● **Stated goal**: Start with the line containing "Output a JSON" and write out each line through the end of the listing, exactly as given.
------ Extracted records
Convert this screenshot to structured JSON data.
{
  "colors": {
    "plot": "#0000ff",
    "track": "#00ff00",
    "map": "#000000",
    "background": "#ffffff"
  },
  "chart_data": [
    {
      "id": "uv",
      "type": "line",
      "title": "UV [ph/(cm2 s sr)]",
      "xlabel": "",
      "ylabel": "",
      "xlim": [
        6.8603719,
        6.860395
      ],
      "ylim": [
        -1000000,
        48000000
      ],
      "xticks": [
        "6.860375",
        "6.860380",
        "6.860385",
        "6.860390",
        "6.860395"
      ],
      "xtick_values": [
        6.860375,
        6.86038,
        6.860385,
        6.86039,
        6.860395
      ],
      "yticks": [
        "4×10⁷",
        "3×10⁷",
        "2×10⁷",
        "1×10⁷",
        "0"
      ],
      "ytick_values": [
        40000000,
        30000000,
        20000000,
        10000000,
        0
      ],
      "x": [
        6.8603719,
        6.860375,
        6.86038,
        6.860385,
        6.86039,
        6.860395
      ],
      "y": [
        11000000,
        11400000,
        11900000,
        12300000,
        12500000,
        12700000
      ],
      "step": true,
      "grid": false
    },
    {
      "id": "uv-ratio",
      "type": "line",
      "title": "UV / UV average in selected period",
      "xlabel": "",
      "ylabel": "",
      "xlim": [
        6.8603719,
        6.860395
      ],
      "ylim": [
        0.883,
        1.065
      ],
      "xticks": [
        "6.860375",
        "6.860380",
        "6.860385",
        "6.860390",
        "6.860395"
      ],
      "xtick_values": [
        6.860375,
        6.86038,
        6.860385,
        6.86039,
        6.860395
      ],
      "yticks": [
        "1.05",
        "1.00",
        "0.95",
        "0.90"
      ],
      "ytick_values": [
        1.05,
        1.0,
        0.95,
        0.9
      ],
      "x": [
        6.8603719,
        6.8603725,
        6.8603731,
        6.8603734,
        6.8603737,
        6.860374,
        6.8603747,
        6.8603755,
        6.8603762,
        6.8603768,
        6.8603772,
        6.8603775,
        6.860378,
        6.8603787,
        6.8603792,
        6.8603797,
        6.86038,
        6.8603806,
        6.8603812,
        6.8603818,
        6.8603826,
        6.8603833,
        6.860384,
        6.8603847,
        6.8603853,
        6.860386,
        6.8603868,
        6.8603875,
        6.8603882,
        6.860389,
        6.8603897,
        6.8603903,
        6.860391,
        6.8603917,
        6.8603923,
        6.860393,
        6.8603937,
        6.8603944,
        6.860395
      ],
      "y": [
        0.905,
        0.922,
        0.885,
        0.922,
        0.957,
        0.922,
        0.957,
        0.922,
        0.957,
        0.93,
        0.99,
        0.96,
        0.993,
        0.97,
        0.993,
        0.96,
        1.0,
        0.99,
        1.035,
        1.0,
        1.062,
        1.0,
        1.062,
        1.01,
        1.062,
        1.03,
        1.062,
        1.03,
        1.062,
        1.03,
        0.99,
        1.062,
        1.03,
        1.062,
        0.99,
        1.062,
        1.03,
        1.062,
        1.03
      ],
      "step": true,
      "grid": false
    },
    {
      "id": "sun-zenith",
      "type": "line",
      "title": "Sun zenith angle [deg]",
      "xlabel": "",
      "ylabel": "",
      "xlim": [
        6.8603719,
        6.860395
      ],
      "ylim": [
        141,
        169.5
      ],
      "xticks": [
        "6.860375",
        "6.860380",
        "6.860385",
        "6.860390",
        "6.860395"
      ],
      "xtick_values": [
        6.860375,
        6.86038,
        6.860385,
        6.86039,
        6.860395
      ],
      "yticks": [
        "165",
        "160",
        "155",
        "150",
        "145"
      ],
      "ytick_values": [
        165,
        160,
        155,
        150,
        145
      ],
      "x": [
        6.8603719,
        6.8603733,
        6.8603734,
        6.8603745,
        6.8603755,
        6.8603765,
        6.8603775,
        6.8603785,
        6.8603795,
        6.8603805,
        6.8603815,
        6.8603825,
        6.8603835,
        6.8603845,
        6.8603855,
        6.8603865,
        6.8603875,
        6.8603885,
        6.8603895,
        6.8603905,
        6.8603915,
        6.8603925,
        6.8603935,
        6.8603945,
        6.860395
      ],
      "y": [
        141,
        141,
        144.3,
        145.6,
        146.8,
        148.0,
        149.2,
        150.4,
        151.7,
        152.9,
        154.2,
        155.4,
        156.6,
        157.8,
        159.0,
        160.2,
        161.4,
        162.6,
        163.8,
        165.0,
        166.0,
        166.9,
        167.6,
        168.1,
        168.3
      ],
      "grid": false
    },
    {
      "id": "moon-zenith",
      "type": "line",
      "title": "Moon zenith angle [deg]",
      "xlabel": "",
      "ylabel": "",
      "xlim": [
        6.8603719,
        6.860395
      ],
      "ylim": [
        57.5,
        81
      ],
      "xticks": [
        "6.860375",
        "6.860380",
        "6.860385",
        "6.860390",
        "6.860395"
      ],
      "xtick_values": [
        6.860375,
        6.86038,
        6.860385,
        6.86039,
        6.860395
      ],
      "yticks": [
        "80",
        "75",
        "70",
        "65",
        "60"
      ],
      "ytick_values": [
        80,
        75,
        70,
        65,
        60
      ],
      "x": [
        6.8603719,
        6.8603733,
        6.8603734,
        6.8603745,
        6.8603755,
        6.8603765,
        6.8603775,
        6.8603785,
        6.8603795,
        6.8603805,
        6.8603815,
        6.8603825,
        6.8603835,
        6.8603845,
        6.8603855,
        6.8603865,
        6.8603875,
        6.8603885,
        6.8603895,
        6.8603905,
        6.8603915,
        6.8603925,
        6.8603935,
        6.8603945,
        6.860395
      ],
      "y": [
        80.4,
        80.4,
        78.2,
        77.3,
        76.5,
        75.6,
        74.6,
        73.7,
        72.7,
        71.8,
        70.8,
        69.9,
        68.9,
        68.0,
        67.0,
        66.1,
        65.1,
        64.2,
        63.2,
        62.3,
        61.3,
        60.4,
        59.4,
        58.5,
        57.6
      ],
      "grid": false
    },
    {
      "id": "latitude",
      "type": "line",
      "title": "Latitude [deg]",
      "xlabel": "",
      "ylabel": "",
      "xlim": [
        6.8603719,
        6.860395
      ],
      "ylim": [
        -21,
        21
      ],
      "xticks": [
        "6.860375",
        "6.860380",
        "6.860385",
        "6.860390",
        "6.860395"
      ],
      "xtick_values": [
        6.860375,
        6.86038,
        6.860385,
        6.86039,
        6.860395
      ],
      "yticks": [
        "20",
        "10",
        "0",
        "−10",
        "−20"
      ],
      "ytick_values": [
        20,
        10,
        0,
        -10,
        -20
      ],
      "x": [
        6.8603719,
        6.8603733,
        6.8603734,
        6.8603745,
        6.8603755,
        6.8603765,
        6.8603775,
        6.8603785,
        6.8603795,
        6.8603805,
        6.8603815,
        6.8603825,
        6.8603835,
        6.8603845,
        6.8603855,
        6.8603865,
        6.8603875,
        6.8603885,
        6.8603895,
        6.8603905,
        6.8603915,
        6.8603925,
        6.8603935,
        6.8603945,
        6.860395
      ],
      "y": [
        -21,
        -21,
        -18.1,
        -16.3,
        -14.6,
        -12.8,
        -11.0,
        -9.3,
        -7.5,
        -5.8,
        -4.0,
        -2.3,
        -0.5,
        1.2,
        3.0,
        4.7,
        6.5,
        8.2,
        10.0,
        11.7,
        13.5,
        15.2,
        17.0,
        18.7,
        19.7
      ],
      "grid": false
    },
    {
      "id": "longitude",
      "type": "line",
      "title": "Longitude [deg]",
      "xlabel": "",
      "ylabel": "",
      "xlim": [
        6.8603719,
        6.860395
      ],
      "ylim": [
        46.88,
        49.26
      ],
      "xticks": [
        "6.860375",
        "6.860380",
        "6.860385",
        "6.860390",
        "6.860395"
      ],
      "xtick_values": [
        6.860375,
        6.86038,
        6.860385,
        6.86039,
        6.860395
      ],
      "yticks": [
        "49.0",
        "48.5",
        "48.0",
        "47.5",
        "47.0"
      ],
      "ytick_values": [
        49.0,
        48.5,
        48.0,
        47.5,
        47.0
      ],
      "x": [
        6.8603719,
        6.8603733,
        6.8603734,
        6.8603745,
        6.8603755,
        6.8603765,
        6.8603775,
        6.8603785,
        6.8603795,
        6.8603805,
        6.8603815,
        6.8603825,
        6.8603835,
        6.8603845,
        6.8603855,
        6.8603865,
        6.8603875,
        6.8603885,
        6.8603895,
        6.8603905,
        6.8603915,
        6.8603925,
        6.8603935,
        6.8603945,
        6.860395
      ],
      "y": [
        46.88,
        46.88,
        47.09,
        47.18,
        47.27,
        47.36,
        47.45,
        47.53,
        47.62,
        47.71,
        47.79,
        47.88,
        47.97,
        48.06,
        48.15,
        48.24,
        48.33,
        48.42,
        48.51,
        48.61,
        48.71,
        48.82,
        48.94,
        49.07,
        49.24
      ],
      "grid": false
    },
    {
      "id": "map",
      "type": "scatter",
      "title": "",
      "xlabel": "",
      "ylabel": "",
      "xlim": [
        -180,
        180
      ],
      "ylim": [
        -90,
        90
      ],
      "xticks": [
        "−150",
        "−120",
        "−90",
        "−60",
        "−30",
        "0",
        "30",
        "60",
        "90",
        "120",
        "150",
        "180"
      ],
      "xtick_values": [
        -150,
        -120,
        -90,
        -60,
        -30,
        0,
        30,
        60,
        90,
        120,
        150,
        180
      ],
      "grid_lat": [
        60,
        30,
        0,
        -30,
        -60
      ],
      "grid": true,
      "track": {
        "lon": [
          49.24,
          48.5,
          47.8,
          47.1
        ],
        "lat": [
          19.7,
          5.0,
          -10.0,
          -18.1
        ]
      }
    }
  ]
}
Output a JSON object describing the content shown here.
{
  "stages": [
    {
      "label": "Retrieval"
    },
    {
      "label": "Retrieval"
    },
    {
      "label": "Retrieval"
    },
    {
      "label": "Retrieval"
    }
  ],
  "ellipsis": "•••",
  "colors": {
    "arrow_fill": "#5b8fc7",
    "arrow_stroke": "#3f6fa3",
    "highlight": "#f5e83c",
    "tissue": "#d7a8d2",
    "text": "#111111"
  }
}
------------
● **The output**:
Output a JSON object describing the content shown here.
{
  "stages": [
    {
      "label": "Retrieval"
    },
    {
      "label": "Retrieval"
    },
    {
      "label": "Retrieval"
    },
    {
      "label": "Retrieval"
    }
  ],
  "ellipsis": "•••",
  "colors": {
    "arrow_fill": "#5b8fc7",
    "arrow_stroke": "#3f6fa3",
    "highlight": "#f5e83c",
    "tissue": "#d7a8d2",
    "text": "#111111"
  }
}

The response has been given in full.